• Written task: Return every entry exactly.

=== The data ===

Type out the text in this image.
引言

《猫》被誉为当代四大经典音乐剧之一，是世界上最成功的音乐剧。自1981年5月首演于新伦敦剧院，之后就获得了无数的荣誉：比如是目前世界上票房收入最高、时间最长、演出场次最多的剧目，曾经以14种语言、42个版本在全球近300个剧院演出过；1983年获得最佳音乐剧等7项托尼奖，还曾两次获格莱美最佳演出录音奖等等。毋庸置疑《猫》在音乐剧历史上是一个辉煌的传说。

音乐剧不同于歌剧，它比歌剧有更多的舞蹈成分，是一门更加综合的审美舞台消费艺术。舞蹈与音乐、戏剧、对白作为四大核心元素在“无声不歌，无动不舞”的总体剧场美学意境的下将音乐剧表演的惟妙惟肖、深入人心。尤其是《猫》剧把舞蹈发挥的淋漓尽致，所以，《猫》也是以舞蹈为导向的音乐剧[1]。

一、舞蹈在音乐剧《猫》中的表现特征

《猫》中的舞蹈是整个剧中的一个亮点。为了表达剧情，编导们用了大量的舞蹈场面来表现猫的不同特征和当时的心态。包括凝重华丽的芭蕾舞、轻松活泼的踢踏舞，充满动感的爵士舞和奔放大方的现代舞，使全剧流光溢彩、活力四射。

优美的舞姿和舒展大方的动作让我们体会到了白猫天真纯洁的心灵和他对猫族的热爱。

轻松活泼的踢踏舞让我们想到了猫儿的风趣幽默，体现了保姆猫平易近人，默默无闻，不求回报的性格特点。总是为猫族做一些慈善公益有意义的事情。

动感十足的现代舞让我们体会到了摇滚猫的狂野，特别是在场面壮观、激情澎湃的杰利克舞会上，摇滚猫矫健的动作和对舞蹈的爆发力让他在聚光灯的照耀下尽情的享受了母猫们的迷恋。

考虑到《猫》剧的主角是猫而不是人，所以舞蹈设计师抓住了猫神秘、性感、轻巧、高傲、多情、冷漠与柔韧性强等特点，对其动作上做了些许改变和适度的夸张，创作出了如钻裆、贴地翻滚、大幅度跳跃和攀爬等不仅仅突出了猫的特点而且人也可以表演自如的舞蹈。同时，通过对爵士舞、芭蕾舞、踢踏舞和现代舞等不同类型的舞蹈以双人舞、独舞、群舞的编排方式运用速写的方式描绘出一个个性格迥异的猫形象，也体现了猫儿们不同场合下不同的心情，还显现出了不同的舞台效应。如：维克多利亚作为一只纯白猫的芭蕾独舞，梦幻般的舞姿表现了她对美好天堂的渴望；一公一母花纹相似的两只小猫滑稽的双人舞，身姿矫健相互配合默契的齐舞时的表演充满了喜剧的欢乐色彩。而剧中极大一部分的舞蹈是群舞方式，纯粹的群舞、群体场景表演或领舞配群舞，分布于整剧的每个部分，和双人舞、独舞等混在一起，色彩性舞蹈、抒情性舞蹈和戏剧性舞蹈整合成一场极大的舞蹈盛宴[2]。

===

• Correct response:
Type out the text in this image.
引言

《猫》被誉为当代四大经典音乐剧之一，是世界上最成功的音乐剧。自1981年5月首演于新伦敦剧院，之后就获得了无数的荣誉：比如是目前世界上票房收入最高、时间最长、演出场次最多的剧目，曾经以14种语言、42个版本在全球近300个剧院演出过；1983年获得最佳音乐剧等7项托尼奖，还曾两次获格莱美最佳演出录音奖等等。毋庸置疑《猫》在音乐剧历史上是一个辉煌的传说。

音乐剧不同于歌剧，它比歌剧有更多的舞蹈成分，是一门更加综合的审美舞台消费艺术。舞蹈与音乐、戏剧、对白作为四大核心元素在“无声不歌，无动不舞”的总体剧场美学意境的下将音乐剧表演的惟妙惟肖、深入人心。尤其是《猫》剧把舞蹈发挥的淋漓尽致，所以，《猫》也是以舞蹈为导向的音乐剧[1]。

一、舞蹈在音乐剧《猫》中的表现特征

《猫》中的舞蹈是整个剧中的一个亮点。为了表达剧情，编导们用了大量的舞蹈场面来表现猫的不同特征和当时的心态。包括凝重华丽的芭蕾舞、轻松活泼的踢踏舞，充满动感的爵士舞和奔放大方的现代舞，使全剧流光溢彩、活力四射。

优美的舞姿和舒展大方的动作让我们体会到了白猫天真纯洁的心灵和他对猫族的热爱。

轻松活泼的踢踏舞让我们想到了猫儿的风趣幽默，体现了保姆猫平易近人，默默无闻，不求回报的性格特点。总是为猫族做一些慈善公益有意义的事情。

动感十足的现代舞让我们体会到了摇滚猫的狂野，特别是在场面壮观、激情澎湃的杰利克舞会上，摇滚猫矫健的动作和对舞蹈的爆发力让他在聚光灯的照耀下尽情的享受了母猫们的迷恋。

考虑到《猫》剧的主角是猫而不是人，所以舞蹈设计师抓住了猫神秘、性感、轻巧、高傲、多情、冷漠与柔韧性强等特点，对其动作上做了些许改变和适度的夸张，创作出了如钻裆、贴地翻滚、大幅度跳跃和攀爬等不仅仅突出了猫的特点而且人也可以表演自如的舞蹈。同时，通过对爵士舞、芭蕾舞、踢踏舞和现代舞等不同类型的舞蹈以双人舞、独舞、群舞的编排方式运用速写的方式描绘出一个个性格迥异的猫形象，也体现了猫儿们不同场合下不同的心情，还显现出了不同的舞台效应。如：维克多利亚作为一只纯白猫的芭蕾独舞，梦幻般的舞姿表现了她对美好天堂的渴望；一公一母花纹相似的两只小猫滑稽的双人舞，身姿矫健相互配合默契的齐舞时的表演充满了喜剧的欢乐色彩。而剧中极大一部分的舞蹈是群舞方式，纯粹的群舞、群体场景表演或领舞配群舞，分布于整剧的每个部分，和双人舞、独舞等混在一起，色彩性舞蹈、抒情性舞蹈和戏剧性舞蹈整合成一场极大的舞蹈盛宴[2]。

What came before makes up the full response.